The request -
Please change every "legend-label" in the rows below to "legend-text", keeping everything else unchanged and leaving out the pictures.

[Begin Entries provided]

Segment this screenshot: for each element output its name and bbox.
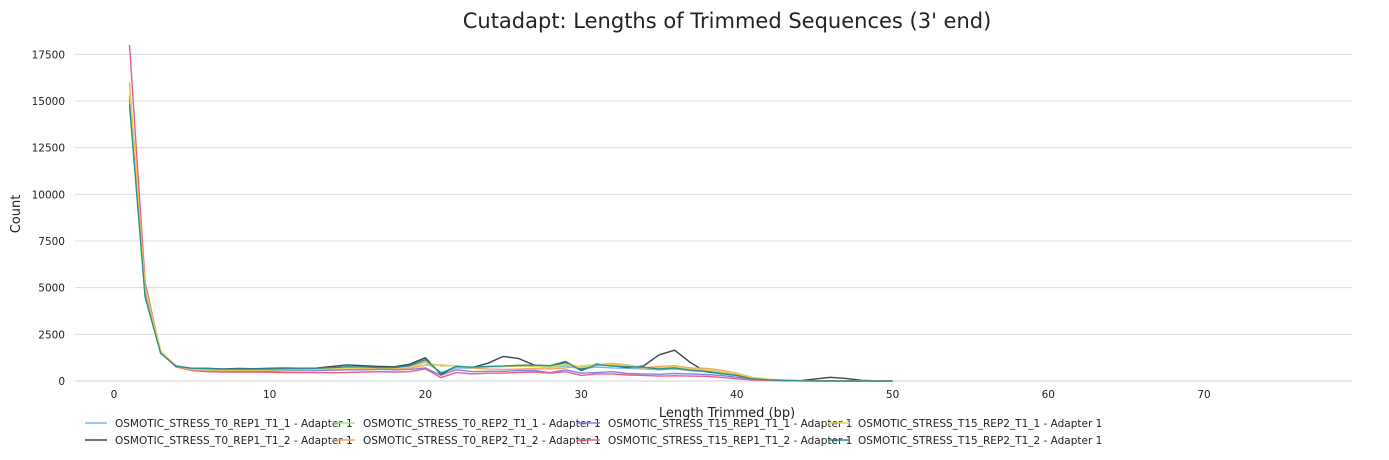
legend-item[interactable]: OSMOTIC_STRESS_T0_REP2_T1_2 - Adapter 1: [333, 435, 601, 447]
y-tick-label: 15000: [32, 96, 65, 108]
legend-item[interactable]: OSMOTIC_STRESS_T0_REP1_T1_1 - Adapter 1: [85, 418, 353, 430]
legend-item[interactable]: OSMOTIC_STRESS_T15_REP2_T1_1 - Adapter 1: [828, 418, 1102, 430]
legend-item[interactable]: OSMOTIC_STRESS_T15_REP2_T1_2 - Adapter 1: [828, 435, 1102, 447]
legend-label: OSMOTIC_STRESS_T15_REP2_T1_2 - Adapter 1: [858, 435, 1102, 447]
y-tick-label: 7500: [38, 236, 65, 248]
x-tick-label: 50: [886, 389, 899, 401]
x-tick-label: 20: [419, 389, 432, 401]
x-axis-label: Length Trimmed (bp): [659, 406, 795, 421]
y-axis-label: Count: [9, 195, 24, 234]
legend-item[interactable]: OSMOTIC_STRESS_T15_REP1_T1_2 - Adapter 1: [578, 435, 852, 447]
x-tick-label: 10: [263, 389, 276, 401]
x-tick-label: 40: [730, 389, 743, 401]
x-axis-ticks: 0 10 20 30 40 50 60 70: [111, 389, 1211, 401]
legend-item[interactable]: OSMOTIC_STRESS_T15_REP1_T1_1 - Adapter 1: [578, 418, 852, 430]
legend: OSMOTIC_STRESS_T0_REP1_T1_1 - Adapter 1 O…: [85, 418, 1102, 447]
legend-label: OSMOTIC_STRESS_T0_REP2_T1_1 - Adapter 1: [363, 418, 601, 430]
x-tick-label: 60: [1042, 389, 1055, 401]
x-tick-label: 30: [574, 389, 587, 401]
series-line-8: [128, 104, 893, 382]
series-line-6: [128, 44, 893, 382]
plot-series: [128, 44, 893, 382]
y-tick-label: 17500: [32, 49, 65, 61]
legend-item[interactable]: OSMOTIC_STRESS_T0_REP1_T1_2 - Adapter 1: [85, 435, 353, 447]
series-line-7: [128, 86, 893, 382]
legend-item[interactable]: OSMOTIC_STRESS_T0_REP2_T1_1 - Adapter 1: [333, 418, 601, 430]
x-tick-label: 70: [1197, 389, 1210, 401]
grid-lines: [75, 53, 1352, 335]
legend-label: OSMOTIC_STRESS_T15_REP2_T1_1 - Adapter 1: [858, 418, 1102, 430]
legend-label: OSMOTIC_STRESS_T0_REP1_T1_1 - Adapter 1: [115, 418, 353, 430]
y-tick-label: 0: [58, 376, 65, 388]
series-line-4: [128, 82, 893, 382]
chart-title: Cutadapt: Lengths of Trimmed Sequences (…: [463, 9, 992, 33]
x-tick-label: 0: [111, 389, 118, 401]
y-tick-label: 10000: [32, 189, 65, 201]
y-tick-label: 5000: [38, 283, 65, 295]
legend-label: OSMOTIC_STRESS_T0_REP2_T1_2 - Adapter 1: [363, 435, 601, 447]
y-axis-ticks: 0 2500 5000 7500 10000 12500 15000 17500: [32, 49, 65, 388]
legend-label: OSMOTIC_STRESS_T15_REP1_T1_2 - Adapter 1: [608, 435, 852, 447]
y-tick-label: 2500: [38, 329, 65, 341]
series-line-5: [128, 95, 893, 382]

[End Entries provided]

Finished exercise -
Segment this screenshot: for each element output its name and bbox.
legend-item[interactable]: OSMOTIC_STRESS_T0_REP2_T1_2 - Adapter 1: [333, 435, 601, 447]
y-tick-label: 15000: [32, 96, 65, 108]
legend-item[interactable]: OSMOTIC_STRESS_T0_REP1_T1_1 - Adapter 1: [85, 418, 353, 430]
legend-item[interactable]: OSMOTIC_STRESS_T15_REP2_T1_1 - Adapter 1: [828, 418, 1102, 430]
legend-item[interactable]: OSMOTIC_STRESS_T15_REP2_T1_2 - Adapter 1: [828, 435, 1102, 447]
legend-text: OSMOTIC_STRESS_T15_REP2_T1_2 - Adapter 1: [858, 435, 1102, 447]
y-tick-label: 7500: [38, 236, 65, 248]
x-tick-label: 50: [886, 389, 899, 401]
x-tick-label: 20: [419, 389, 432, 401]
x-axis-label: Length Trimmed (bp): [659, 406, 795, 421]
y-axis-label: Count: [9, 195, 24, 234]
legend-item[interactable]: OSMOTIC_STRESS_T15_REP1_T1_2 - Adapter 1: [578, 435, 852, 447]
x-tick-label: 10: [263, 389, 276, 401]
x-tick-label: 40: [730, 389, 743, 401]
x-axis-ticks: 0 10 20 30 40 50 60 70: [111, 389, 1211, 401]
legend-item[interactable]: OSMOTIC_STRESS_T15_REP1_T1_1 - Adapter 1: [578, 418, 852, 430]
legend: OSMOTIC_STRESS_T0_REP1_T1_1 - Adapter 1 O…: [85, 418, 1102, 447]
legend-text: OSMOTIC_STRESS_T0_REP2_T1_1 - Adapter 1: [363, 418, 601, 430]
x-tick-label: 60: [1042, 389, 1055, 401]
x-tick-label: 30: [574, 389, 587, 401]
series-line-8: [128, 104, 893, 382]
series-line-6: [128, 44, 893, 382]
plot-series: [128, 44, 893, 382]
y-tick-label: 17500: [32, 49, 65, 61]
legend-item[interactable]: OSMOTIC_STRESS_T0_REP1_T1_2 - Adapter 1: [85, 435, 353, 447]
series-line-7: [128, 86, 893, 382]
legend-item[interactable]: OSMOTIC_STRESS_T0_REP2_T1_1 - Adapter 1: [333, 418, 601, 430]
x-tick-label: 70: [1197, 389, 1210, 401]
grid-lines: [75, 53, 1352, 335]
legend-text: OSMOTIC_STRESS_T15_REP2_T1_1 - Adapter 1: [858, 418, 1102, 430]
legend-text: OSMOTIC_STRESS_T0_REP1_T1_1 - Adapter 1: [115, 418, 353, 430]
y-tick-label: 0: [58, 376, 65, 388]
series-line-4: [128, 82, 893, 382]
chart-title: Cutadapt: Lengths of Trimmed Sequences (…: [463, 9, 992, 33]
x-tick-label: 0: [111, 389, 118, 401]
y-tick-label: 10000: [32, 189, 65, 201]
y-tick-label: 5000: [38, 283, 65, 295]
legend-text: OSMOTIC_STRESS_T0_REP2_T1_2 - Adapter 1: [363, 435, 601, 447]
y-axis-ticks: 0 2500 5000 7500 10000 12500 15000 17500: [32, 49, 65, 388]
legend-text: OSMOTIC_STRESS_T15_REP1_T1_2 - Adapter 1: [608, 435, 852, 447]
y-tick-label: 2500: [38, 329, 65, 341]
series-line-5: [128, 95, 893, 382]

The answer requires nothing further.